━━━ PROVIDED ENTRIES

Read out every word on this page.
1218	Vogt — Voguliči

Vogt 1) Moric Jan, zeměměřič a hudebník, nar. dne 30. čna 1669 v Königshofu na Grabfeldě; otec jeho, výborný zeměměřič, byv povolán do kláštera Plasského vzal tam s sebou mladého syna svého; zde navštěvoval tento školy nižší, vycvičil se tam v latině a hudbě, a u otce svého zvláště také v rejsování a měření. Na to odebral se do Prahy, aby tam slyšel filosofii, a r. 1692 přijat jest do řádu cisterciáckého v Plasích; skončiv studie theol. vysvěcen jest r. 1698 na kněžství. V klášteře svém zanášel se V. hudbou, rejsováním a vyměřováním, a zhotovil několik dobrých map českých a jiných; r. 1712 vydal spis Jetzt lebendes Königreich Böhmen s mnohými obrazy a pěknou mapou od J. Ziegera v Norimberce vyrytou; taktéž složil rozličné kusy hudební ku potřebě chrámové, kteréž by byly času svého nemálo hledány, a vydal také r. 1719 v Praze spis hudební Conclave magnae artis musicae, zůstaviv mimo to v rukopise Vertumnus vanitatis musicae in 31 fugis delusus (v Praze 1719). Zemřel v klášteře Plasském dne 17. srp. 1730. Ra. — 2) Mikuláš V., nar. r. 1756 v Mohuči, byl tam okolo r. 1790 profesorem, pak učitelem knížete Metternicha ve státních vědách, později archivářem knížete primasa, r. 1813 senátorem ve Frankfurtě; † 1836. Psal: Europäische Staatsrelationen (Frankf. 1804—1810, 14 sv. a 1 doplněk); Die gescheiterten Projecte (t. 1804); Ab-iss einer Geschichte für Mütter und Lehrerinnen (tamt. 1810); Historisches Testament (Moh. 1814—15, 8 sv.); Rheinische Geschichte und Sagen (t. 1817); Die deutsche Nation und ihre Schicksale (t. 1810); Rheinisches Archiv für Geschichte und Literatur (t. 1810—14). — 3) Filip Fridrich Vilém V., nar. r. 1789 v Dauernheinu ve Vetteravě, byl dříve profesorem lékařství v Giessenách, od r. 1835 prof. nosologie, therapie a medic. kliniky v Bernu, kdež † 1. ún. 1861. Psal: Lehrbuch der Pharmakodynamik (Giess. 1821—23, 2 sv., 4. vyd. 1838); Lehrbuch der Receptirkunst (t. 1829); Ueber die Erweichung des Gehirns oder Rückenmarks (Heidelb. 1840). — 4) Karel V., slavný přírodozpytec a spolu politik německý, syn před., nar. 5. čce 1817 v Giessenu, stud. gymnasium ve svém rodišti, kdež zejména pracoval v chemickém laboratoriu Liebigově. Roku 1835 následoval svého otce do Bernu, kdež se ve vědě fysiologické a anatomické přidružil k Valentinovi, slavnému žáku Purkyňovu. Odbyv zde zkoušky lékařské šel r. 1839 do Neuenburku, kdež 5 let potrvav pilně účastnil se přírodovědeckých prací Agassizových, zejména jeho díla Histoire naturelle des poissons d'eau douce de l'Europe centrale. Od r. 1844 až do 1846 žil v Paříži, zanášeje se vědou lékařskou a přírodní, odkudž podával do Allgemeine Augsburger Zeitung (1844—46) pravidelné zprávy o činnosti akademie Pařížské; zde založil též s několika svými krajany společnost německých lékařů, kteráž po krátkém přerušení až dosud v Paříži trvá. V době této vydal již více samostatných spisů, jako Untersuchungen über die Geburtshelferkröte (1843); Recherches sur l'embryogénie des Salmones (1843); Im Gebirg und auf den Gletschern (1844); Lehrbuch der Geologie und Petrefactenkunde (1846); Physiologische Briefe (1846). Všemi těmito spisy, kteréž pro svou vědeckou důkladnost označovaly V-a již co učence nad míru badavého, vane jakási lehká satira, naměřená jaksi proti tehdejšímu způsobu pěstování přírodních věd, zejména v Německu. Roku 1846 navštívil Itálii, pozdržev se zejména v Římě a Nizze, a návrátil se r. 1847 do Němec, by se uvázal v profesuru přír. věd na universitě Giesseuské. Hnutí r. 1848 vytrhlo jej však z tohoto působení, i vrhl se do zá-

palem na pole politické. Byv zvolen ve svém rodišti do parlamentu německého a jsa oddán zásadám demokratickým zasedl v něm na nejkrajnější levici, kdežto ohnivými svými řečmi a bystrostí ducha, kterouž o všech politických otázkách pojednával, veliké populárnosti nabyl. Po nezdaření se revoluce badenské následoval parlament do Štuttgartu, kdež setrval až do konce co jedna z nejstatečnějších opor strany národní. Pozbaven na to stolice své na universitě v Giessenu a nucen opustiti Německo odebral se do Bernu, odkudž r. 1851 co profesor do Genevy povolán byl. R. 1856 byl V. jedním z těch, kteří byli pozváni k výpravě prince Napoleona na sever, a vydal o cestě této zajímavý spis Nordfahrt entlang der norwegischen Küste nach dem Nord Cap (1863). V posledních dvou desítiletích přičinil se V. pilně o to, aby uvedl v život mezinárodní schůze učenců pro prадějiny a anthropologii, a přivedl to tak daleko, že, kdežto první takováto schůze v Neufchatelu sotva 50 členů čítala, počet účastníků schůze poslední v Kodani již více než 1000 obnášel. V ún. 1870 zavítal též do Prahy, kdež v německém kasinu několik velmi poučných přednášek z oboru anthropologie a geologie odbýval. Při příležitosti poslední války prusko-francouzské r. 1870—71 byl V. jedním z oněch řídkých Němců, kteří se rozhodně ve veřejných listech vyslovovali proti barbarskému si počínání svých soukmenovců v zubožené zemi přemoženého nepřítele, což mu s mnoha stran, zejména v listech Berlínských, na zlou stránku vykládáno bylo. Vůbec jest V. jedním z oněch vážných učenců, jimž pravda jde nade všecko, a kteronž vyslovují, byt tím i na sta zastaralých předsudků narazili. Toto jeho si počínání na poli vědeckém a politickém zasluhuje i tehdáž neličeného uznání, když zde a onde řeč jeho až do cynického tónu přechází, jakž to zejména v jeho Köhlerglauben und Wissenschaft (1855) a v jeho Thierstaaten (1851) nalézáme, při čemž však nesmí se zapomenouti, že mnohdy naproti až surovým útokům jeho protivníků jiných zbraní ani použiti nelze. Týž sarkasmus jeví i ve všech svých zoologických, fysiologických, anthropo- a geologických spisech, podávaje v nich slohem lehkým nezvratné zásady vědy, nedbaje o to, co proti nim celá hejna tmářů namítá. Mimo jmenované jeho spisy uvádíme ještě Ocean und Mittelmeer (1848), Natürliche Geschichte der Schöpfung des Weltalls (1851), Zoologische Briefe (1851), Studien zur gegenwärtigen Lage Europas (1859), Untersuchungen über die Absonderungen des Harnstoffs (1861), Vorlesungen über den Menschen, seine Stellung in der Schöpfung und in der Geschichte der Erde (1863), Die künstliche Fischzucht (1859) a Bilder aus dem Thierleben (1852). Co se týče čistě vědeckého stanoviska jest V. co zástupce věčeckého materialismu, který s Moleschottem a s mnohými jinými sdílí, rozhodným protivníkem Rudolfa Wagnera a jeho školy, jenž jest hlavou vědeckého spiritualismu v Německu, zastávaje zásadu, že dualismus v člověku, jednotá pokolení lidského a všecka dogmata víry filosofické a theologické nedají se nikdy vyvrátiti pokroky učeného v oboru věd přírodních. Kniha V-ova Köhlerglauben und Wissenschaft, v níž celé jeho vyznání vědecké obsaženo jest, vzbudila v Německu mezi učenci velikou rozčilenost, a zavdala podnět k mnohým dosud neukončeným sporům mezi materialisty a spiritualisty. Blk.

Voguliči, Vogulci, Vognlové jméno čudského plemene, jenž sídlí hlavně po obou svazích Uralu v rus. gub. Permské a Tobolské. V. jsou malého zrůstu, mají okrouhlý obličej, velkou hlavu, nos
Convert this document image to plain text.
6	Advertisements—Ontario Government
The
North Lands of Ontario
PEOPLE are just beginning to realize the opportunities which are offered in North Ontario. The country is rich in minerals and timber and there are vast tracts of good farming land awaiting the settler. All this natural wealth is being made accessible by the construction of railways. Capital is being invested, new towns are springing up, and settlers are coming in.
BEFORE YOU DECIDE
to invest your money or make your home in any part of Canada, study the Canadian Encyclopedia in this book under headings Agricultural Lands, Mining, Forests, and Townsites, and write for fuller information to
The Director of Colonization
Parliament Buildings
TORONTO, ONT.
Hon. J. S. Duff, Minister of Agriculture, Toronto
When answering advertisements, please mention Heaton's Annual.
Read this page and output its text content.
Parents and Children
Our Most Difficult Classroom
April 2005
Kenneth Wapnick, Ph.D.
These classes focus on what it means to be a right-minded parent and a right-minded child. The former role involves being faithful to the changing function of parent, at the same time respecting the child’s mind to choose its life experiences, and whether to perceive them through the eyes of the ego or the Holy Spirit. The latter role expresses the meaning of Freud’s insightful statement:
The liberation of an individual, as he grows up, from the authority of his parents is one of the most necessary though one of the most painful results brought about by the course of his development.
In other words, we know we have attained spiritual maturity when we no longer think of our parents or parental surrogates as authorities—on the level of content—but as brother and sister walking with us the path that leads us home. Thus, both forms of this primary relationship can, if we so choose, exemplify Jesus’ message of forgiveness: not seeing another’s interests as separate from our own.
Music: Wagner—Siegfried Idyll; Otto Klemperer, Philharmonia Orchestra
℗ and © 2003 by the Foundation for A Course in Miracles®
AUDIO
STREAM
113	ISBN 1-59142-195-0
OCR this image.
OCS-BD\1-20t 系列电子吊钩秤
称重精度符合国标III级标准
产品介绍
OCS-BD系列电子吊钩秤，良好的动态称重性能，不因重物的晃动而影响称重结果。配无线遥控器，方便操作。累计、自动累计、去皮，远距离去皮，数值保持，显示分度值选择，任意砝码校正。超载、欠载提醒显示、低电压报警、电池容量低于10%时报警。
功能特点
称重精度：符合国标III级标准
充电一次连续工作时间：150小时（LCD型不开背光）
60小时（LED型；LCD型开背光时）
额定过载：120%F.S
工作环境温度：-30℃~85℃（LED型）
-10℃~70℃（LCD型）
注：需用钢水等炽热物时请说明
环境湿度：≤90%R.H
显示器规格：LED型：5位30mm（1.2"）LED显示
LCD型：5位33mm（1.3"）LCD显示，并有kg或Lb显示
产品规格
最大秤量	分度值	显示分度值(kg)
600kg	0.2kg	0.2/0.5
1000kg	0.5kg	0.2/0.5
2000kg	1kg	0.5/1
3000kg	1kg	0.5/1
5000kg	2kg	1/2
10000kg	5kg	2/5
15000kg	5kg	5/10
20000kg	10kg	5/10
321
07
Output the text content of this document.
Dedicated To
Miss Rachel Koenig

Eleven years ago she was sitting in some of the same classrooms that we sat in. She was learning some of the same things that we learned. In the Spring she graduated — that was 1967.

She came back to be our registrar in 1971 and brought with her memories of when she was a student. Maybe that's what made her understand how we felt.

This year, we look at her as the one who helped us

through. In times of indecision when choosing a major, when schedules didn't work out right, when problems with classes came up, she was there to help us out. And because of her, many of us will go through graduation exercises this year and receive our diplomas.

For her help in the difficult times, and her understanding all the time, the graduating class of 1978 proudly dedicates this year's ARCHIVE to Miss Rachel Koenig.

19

━━━━━━

▸ TASK TO CARRY OUT:
In the listing above, find each line with the word "image" and copy it.

▸ OUTPUT OF THE EXERCISE:
Convert this document image to plain text.
OCR this image.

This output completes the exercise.